- _Work required_: Locate each line below that includes "name" and reproduce it.

------

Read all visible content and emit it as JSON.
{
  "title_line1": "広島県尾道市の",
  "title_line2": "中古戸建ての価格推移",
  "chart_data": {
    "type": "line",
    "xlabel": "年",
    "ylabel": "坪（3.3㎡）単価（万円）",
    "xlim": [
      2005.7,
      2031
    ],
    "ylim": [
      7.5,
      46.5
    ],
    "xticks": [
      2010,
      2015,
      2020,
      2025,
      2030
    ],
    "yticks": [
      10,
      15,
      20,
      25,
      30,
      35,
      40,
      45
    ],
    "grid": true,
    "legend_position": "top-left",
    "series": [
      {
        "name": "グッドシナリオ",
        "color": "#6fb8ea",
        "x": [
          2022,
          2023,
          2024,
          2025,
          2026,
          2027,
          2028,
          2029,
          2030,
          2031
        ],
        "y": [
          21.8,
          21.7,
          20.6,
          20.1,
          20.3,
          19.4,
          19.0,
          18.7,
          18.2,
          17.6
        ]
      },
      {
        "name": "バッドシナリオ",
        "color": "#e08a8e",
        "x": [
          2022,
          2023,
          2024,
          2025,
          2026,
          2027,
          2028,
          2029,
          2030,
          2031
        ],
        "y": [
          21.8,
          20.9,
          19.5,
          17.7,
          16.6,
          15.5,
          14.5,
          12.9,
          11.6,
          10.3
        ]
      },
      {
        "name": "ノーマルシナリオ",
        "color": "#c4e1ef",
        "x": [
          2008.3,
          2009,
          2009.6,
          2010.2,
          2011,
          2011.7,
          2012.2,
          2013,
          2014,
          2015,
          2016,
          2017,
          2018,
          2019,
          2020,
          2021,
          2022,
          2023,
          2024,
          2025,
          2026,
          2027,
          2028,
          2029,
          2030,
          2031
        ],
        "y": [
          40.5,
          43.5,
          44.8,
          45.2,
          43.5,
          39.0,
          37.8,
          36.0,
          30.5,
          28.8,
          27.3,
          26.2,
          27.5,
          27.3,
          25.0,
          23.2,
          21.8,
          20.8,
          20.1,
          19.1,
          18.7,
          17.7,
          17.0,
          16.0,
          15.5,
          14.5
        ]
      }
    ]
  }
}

------

- _Task output_:
        "name": "グッドシナリオ",
        "name": "バッドシナリオ",
        "name": "ノーマルシナリオ",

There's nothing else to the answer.